ホーム >> 政策・仕事  >> 河川トップ  >> 審議会等  >> 過去情報

河川局

各種懇談会等について

第2回「新しい時代のダム管理を考える研究会」の議事概要について

1.概  要
 ○開催日時:平成13年5月30日(木)(10:00〜12:15)
 ○場  所:中央官庁合同庁舎3号館 2階特別会議室
 ○議題は以下のとおり。
  ・「ダムの放流警報・情報提供のあり方」に関する提言の内容について
  ・「ダムの管理方式」、「既存ダムの有効利用」に関する現状と課題及び検討の方向性について

2.研究会名簿
 別表「新しい時代のダム管理を考える研究会」名簿のとおり。

3.議事概要
 各議題の議事概要及び出席者からの主な発言要旨は、以下のとおり。
 
(1)「ダムの放流警報・情報提供のあり方」に関する提言内容について

 第1回研究回において各委員から出された意見を事務局においてとりまとめ、中間報告の骨子案(1〜5)を作成。その内容について説明。
 1.河川利用者の退避行動を促す警報・情報提供
 2.ダム操作に関する情報提供等
 3.異常洪水時におけるダム下流の河川管理者、水防管理者等との連携
 4.日常からのダム管理情報の提供
 5.啓発・安全教育

【主な発言要旨】
(河川利用者の退避行動を促す警報・情報提供)
 1.自由使用・自己責任
   ● 利用する側の意識を喚起するためにも、中間報告の最初に自由使用と自己責任の原則を記載すべき。
   ● 河川利用者の自己責任の要件は、「ハイ」・「イイエ」がはっきり言えること、その結果どうなるか分かっていること、どちらを言ったか覚えていること。
   ● 河川は管理されている領域なので、危なくなった時は、川の外へ避難することが原則である。
   ● 1年間のうち、洪水になって河川が利用できなくなるのは僅か10〜20日程度。洪水時に利用者は、河川に入るべきではない。
   ● 自己責任という以上は、ダム管理者はサイレンだけではなく、河川利用者が情報を正しく理解できるよう情報提供する必要がある。
   ● 放流警報が鳴ったら自ら情報を集めて行動するのが、社会通念ではないか。
   ● 河川利用者はややもすれば、ダム管理者からの情報に頼り過ぎて、自己責任によって行動するという意識が薄れる。
   ● 情報の提供については、納税者の目線に立って検討して行く必要がある。

 2.分かり易い情報
   ● 河川利用者にとっては、ダム放流によって河川の水位がどれ位上昇するかが重要。

--------------------------------------------------

演習の構成:
- A) ダム管理研究会の議事概要によると、第2回研究会の開催場所はどこか。
- B) ダム管理研究会の議事概要のうち、「1.自由使用・自己責任」から始めて「へ避難することが原則である。」に至るまでの部分を一字一句違えずに書き写すこと。
- C) ダム管理研究会の議事概要を、本文に示された最後の文の次から書き継ぐこと。
記録は本文とは独立した別個の資料である。

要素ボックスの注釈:
--------------------------------------------------

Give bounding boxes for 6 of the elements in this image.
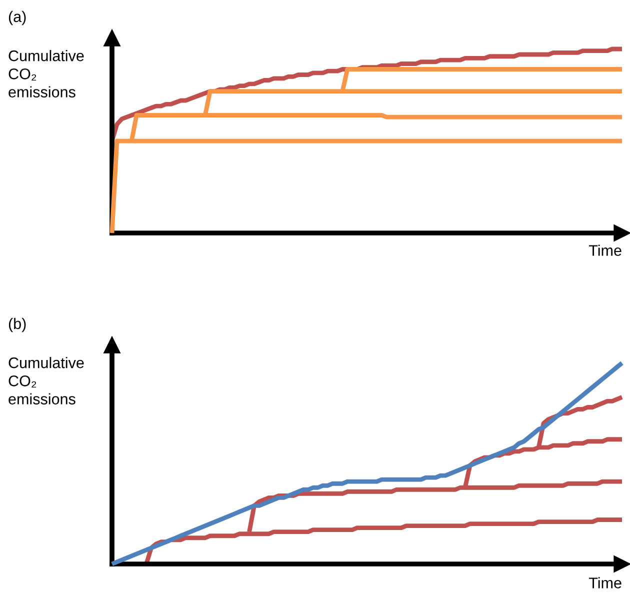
chart-title: (a) <box>8 10 26 26</box>
chart-title: (b) <box>8 318 26 332</box>
y-axis-title: Cumulative CO₂ emissions <box>8 50 84 98</box>
x-axis-title: Time <box>588 577 622 588</box>
x-axis-title: Time <box>588 244 622 256</box>
y-axis-title: Cumulative CO₂ emissions <box>8 357 84 404</box>
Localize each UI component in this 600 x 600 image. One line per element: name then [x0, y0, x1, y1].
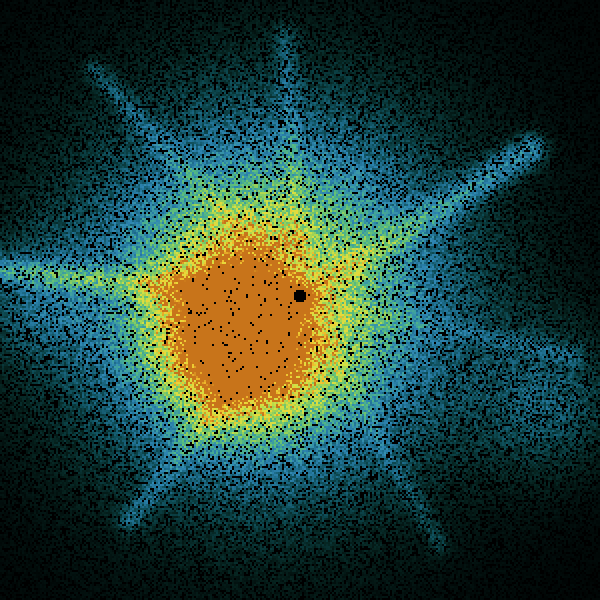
- heatmap-canvas: [0, 0, 600, 600]
- visualization-root: [0, 0, 600, 600]
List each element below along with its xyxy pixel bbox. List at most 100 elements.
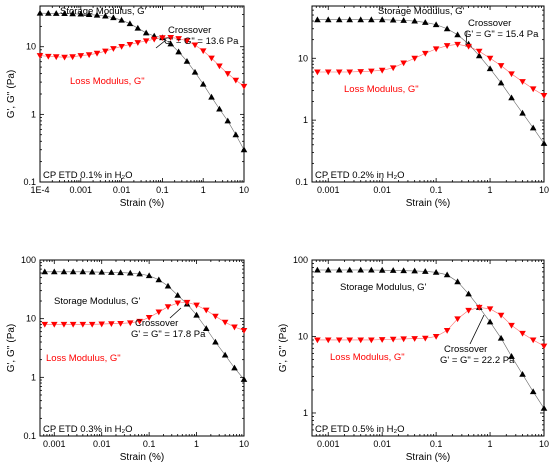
x-tick-label: 10 <box>239 185 249 195</box>
loss-point <box>411 55 418 62</box>
loss-point <box>231 324 238 331</box>
loss-point <box>240 327 248 334</box>
loss-point <box>508 71 515 78</box>
x-tick-label: 0.001 <box>43 439 66 449</box>
storage-point <box>368 266 375 273</box>
loss-point <box>529 86 537 93</box>
storage-point <box>164 282 172 289</box>
storage-point <box>69 10 76 17</box>
storage-point <box>77 10 85 17</box>
loss-point <box>175 36 182 42</box>
x-tick-label: 0.01 <box>373 439 391 449</box>
storage-point <box>85 11 93 18</box>
loss-point <box>378 337 386 343</box>
loss-point <box>212 313 219 320</box>
storage-point <box>60 268 68 275</box>
series-storage-modulus <box>314 266 548 411</box>
loss-point <box>224 71 232 77</box>
loss-point <box>110 46 117 52</box>
series-line <box>317 19 545 144</box>
x-tick-label: 0.1 <box>430 439 443 449</box>
loss-point <box>202 307 210 314</box>
loss-point <box>208 55 215 62</box>
storage-point <box>69 268 77 275</box>
x-tick-label: 0.001 <box>317 439 340 449</box>
storage-point <box>314 16 321 23</box>
storage-point <box>411 17 418 24</box>
y-tick-label: 10 <box>26 314 36 324</box>
crossover-title: Crossover <box>168 25 211 36</box>
series-line <box>317 44 545 96</box>
loss-point <box>421 335 429 342</box>
y-tick-label: 10 <box>26 42 36 52</box>
storage-point <box>118 16 125 23</box>
loss-point <box>93 50 101 57</box>
storage-point <box>240 376 248 382</box>
storage-point <box>240 146 248 153</box>
loss-point <box>465 307 472 314</box>
storage-point <box>443 271 451 278</box>
storage-point <box>443 25 451 32</box>
storage-point <box>346 16 354 23</box>
x-tick-label: 1 <box>488 185 493 195</box>
loss-point <box>191 42 199 49</box>
storage-point <box>475 52 483 59</box>
plot-frame <box>39 5 245 183</box>
storage-point <box>208 93 215 100</box>
loss-point <box>378 67 386 74</box>
loss-point <box>411 336 418 342</box>
loss-point <box>155 309 163 316</box>
loss-point <box>52 54 60 61</box>
loss-point <box>324 337 332 344</box>
loss-point <box>98 321 106 328</box>
loss-point <box>519 79 526 85</box>
y-tick-label: 0.1 <box>295 177 308 187</box>
loss-point <box>432 334 440 340</box>
storage-point <box>411 267 418 274</box>
loss-point <box>324 69 332 76</box>
loss-point <box>174 300 181 307</box>
storage-point <box>145 272 153 279</box>
loss-point <box>150 36 158 43</box>
loss-point <box>193 302 200 309</box>
x-axis-label: Strain (%) <box>120 198 164 209</box>
storage-point <box>454 31 461 38</box>
x-tick-label: 0.001 <box>317 185 340 195</box>
x-axis-label: Strain (%) <box>120 452 164 463</box>
x-tick-label: 10 <box>539 439 549 449</box>
crossover-leader-line <box>465 30 468 46</box>
loss-point <box>85 52 93 59</box>
storage-point <box>36 9 44 16</box>
loss-point <box>232 77 240 84</box>
storage-point <box>231 364 238 371</box>
loss-point <box>486 306 494 313</box>
loss-point <box>508 322 515 329</box>
crossover-value: G' = G" = 17.8 Pa <box>131 329 206 340</box>
storage-point <box>519 109 526 116</box>
series-line <box>317 269 545 409</box>
loss-point <box>432 46 440 53</box>
panel-3: 0.001 0.01 0.1 1 10 0.1 1 10 100 Strain (%) G', G'… <box>6 255 249 463</box>
crossover-value: G' = G" = 15.4 Pa <box>464 29 539 40</box>
storage-point <box>335 266 343 273</box>
loss-point <box>389 65 397 72</box>
storage-modulus-label: Storage Modulus, G' <box>60 6 146 17</box>
storage-point <box>508 94 515 101</box>
storage-point <box>126 20 134 27</box>
loss-point <box>346 337 354 344</box>
x-axis-label: Strain (%) <box>406 198 450 209</box>
storage-point <box>52 10 60 16</box>
loss-point <box>475 48 483 55</box>
sample-label: CP ETD 0.5% in H₂O <box>315 424 405 435</box>
loss-point <box>88 321 96 328</box>
storage-modulus-label: Storage Modulus, G' <box>54 296 140 307</box>
storage-point <box>497 334 505 341</box>
storage-point <box>193 311 200 318</box>
storage-point <box>108 269 115 275</box>
y-axis-label: G', G'' (Pa) <box>278 324 289 373</box>
storage-point <box>142 29 150 36</box>
storage-point <box>357 16 365 23</box>
loss-modulus-label: Loss Modulus, G" <box>330 352 405 363</box>
storage-point <box>497 79 505 86</box>
loss-point <box>134 40 142 46</box>
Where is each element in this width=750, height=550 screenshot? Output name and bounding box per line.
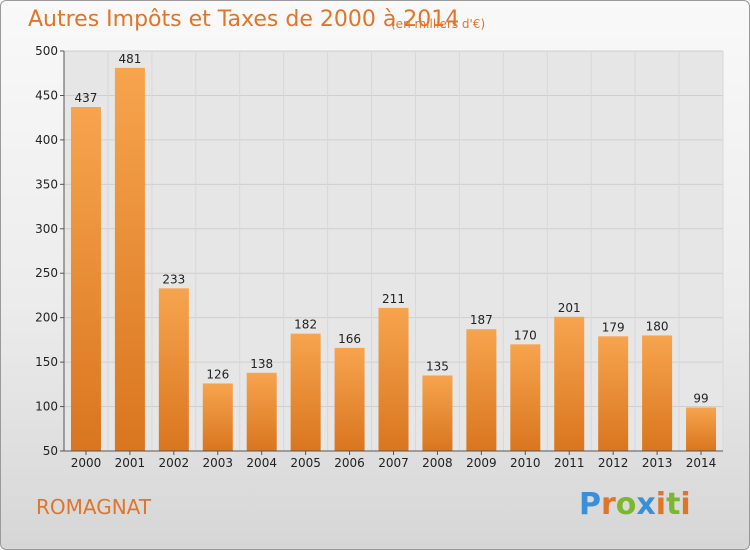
x-tick-label: 2014	[686, 456, 717, 470]
x-tick-label: 2009	[466, 456, 497, 470]
logo-letter: t	[666, 487, 681, 522]
bar-2013	[642, 335, 673, 451]
bar-2005	[290, 333, 321, 451]
value-label: 99	[693, 391, 708, 405]
logo-letter: i	[680, 487, 691, 522]
proxiti-logo: Proxiti	[579, 487, 691, 522]
y-tick-label: 450	[35, 88, 58, 102]
y-tick-label: 50	[43, 444, 58, 458]
logo-letter: i	[655, 487, 667, 522]
y-tick-label: 100	[35, 400, 58, 414]
x-tick-label: 2001	[115, 456, 146, 470]
y-tick-label: 200	[35, 311, 58, 325]
bar-2001	[114, 67, 145, 451]
x-tick-label: 2005	[290, 456, 321, 470]
value-label: 126	[206, 367, 229, 381]
value-label: 437	[75, 91, 98, 105]
x-tick-label: 2003	[202, 456, 233, 470]
bar-2002	[158, 288, 189, 451]
y-tick-label: 500	[35, 44, 58, 58]
value-label: 166	[338, 332, 361, 346]
bar-2003	[202, 383, 233, 451]
y-tick-label: 300	[35, 222, 58, 236]
value-label: 179	[602, 320, 625, 334]
chart-subtitle: (en milliers d'€)	[391, 17, 486, 31]
x-tick-label: 2002	[159, 456, 190, 470]
bar-2014	[686, 407, 717, 451]
value-label: 135	[426, 359, 449, 373]
value-label: 180	[646, 319, 669, 333]
y-tick-label: 400	[35, 133, 58, 147]
bar-2009	[466, 329, 497, 451]
x-tick-label: 2008	[422, 456, 453, 470]
value-label: 182	[294, 318, 317, 332]
x-tick-label: 2010	[510, 456, 541, 470]
logo-letter: r	[601, 487, 616, 522]
y-tick-label: 250	[35, 266, 58, 280]
x-tick-label: 2012	[598, 456, 629, 470]
value-label: 138	[250, 357, 273, 371]
bar-2010	[510, 344, 541, 451]
bar-2000	[70, 107, 101, 451]
bar-2008	[422, 375, 453, 451]
value-label: 170	[514, 328, 537, 342]
value-label: 201	[558, 301, 581, 315]
x-tick-label: 2006	[334, 456, 365, 470]
x-tick-label: 2000	[71, 456, 102, 470]
x-tick-label: 2004	[246, 456, 277, 470]
bar-2004	[246, 372, 277, 451]
value-label: 211	[382, 292, 405, 306]
value-label: 187	[470, 313, 493, 327]
x-tick-label: 2011	[554, 456, 585, 470]
bar-2007	[378, 307, 409, 451]
logo-letter: x	[636, 487, 656, 522]
x-tick-label: 2013	[642, 456, 673, 470]
y-tick-label: 350	[35, 177, 58, 191]
bar-2012	[598, 336, 629, 451]
chart-title: Autres Impôts et Taxes de 2000 à 2014	[28, 7, 460, 32]
y-tick-label: 150	[35, 355, 58, 369]
city-name: ROMAGNAT	[36, 495, 152, 519]
x-tick-label: 2007	[378, 456, 409, 470]
bar-2006	[334, 347, 365, 451]
value-label: 481	[118, 52, 141, 66]
bar-2011	[554, 316, 585, 451]
value-label: 233	[162, 272, 185, 286]
logo-letter: o	[615, 487, 637, 522]
logo-letter: P	[579, 487, 601, 522]
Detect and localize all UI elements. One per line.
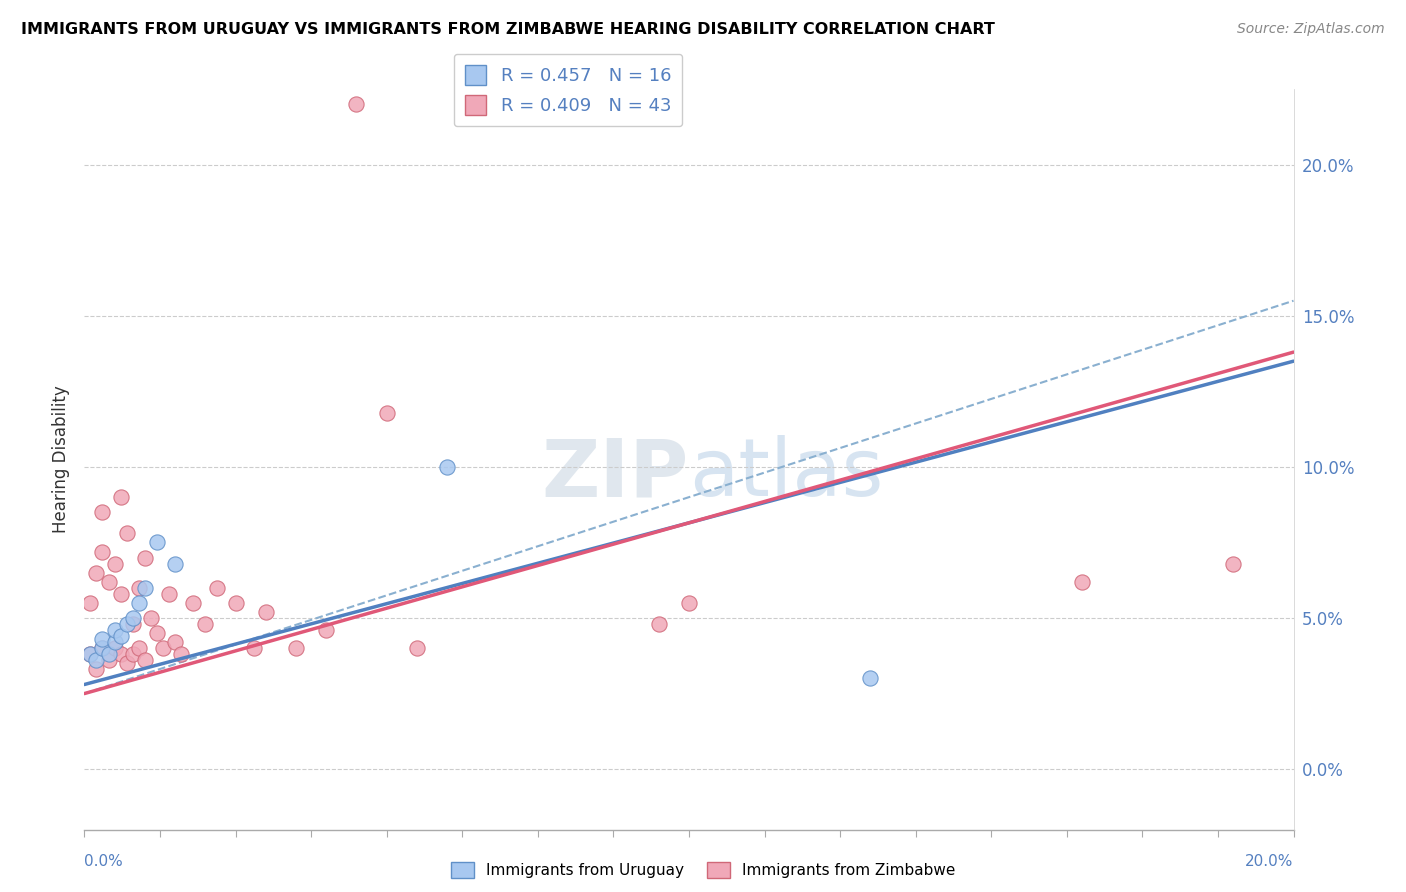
Legend: Immigrants from Uruguay, Immigrants from Zimbabwe: Immigrants from Uruguay, Immigrants from… bbox=[444, 856, 962, 884]
Point bbox=[165, 557, 187, 571]
Point bbox=[346, 97, 368, 112]
Point bbox=[121, 611, 143, 625]
Point bbox=[91, 641, 114, 656]
Point bbox=[79, 648, 101, 662]
Point bbox=[1222, 557, 1244, 571]
Y-axis label: Hearing Disability: Hearing Disability bbox=[52, 385, 70, 533]
Point bbox=[79, 648, 101, 662]
Point bbox=[207, 581, 229, 595]
Text: Source: ZipAtlas.com: Source: ZipAtlas.com bbox=[1237, 22, 1385, 37]
Text: ZIP: ZIP bbox=[541, 435, 689, 513]
Point bbox=[91, 544, 114, 558]
Point bbox=[134, 653, 156, 667]
Point bbox=[128, 641, 150, 656]
Text: 20.0%: 20.0% bbox=[1246, 854, 1294, 869]
Point bbox=[170, 648, 193, 662]
Point bbox=[648, 617, 671, 632]
Point bbox=[678, 596, 700, 610]
Point bbox=[139, 611, 162, 625]
Point bbox=[194, 617, 217, 632]
Point bbox=[115, 617, 138, 632]
Point bbox=[254, 605, 277, 619]
Text: atlas: atlas bbox=[689, 435, 883, 513]
Point bbox=[134, 581, 156, 595]
Point bbox=[315, 623, 337, 637]
Point bbox=[91, 505, 114, 519]
Point bbox=[104, 623, 127, 637]
Point bbox=[146, 535, 169, 549]
Point bbox=[110, 587, 132, 601]
Point bbox=[134, 550, 156, 565]
Point bbox=[121, 617, 143, 632]
Point bbox=[225, 596, 247, 610]
Point bbox=[91, 632, 114, 647]
Text: IMMIGRANTS FROM URUGUAY VS IMMIGRANTS FROM ZIMBABWE HEARING DISABILITY CORRELATI: IMMIGRANTS FROM URUGUAY VS IMMIGRANTS FR… bbox=[21, 22, 995, 37]
Point bbox=[128, 581, 150, 595]
Point bbox=[285, 641, 308, 656]
Point bbox=[146, 626, 169, 640]
Point bbox=[152, 641, 174, 656]
Point bbox=[165, 635, 187, 649]
Point bbox=[181, 596, 204, 610]
Point bbox=[110, 648, 132, 662]
Point bbox=[97, 648, 120, 662]
Point bbox=[115, 526, 138, 541]
Point bbox=[115, 657, 138, 671]
Point bbox=[79, 596, 101, 610]
Point bbox=[97, 653, 120, 667]
Point bbox=[128, 596, 150, 610]
Point bbox=[157, 587, 180, 601]
Point bbox=[242, 641, 264, 656]
Point bbox=[1071, 574, 1094, 589]
Point bbox=[97, 574, 120, 589]
Point bbox=[91, 641, 114, 656]
Text: 0.0%: 0.0% bbox=[84, 854, 124, 869]
Point bbox=[436, 459, 458, 474]
Point bbox=[104, 557, 127, 571]
Point bbox=[86, 566, 108, 580]
Point bbox=[110, 629, 132, 643]
Point bbox=[104, 635, 127, 649]
Point bbox=[86, 653, 108, 667]
Point bbox=[406, 641, 429, 656]
Point bbox=[86, 662, 108, 676]
Point bbox=[375, 405, 398, 419]
Point bbox=[859, 672, 882, 686]
Point bbox=[104, 641, 127, 656]
Point bbox=[121, 648, 143, 662]
Point bbox=[110, 490, 132, 504]
Legend: R = 0.457   N = 16, R = 0.409   N = 43: R = 0.457 N = 16, R = 0.409 N = 43 bbox=[454, 54, 682, 126]
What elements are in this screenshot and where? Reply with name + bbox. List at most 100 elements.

--------------------------------------------------

記述回答:
- A) 中央官庁合同庁舎3号館 2階特別会議室

- B)
1.自由使用・自己責任
   ● 利用する側の意識を喚起するためにも、中間報告の最初に自由使用と自己責任の原則を記載すべき。
   ● 河川利用者の自己責任の要件は、「ハイ」・「イイエ」がはっきり言えること、その結果どうなるか分かっていること、どちらを言ったか覚えていること。
   ● 河川は管理されている領域なので、危なくなった時は、川の外へ避難することが原則である。

- C)
   ● 水位表示を毎日見ている人は、日常との違いが分かるが、外部から来た人には分からないことが多い。
   ● 外部から来た人にも分かるような情報提供の仕方を工夫すべきである。
   ● 河川の言葉には、例えば左岸、右岸、堤内、堤外というように一般の人には分からない用語が多い。ダム管理に使用する用語も具体のイメージが湧くような言葉に、一つ一つ置き換えて行く必要がある。
   ● 画像情報は分かり易い重要な情報なので、CGを用いて分かり易い情報を提供すれば、河川利用者が現在置かれている状況が分かり易くなる。


(ダム操作に関する情報提供等)
 1.ITの活用
   ● ITは成長の可能性が高いので、常に維持管理していなければ陳腐化してしまう。
   ● 今できることからIT化するという考え方がよい。光ファィバーを整備しなければIT化が進まないというのは真のITではない。明日からできることは、明日からやるという姿勢が大切。
   ● 既存のITを活用し、効果を見ながら枠を広げて行くことが肝要。
   ● 情報提供を増やすことは、ダム管理の省力化とは相反する。従来と負担を変えないで、情報提供を充実させるための解決方法がITではないか。

 2.情報提供手段の多様化
   ● 現在の放流警報の体系は、ITの発達していない時代に作られたものであり、ITの発達した現在においては、多様な情報提供の手段を取り入れることは有効であると考える。
   ● 多様な情報提供の手段を考えることは、いずれ問われるであろう「情報のバリアフリー化」を先取りした良い取り組みである。
   ● サイレン、情報表示装置、インタープリターなど多様な情報提供・収集の取り組みを行うことは有効であるが、各々がどのような場面で、どのように活用されるのか具体化する必要がある。
   ● 例えば、ITは信頼性に問題があるので、最後はサイレンが作動するというような活用のシナリオが必要ではないか。
   ● 情報提供の進んでいるダムを伸ばすのもよいが、遅れているダムをどう引き上げて行くかも考えておくことが大切である。
   ● 従来の放流警報に加えて、早い段階で予備的な情報を出すことは大切である。
   ● 河川の管理を従来の公物管理という立場からではなく、国民から信託されていると考えれば、義務・サービスは、特にサービス面を強調して大いにやるべき。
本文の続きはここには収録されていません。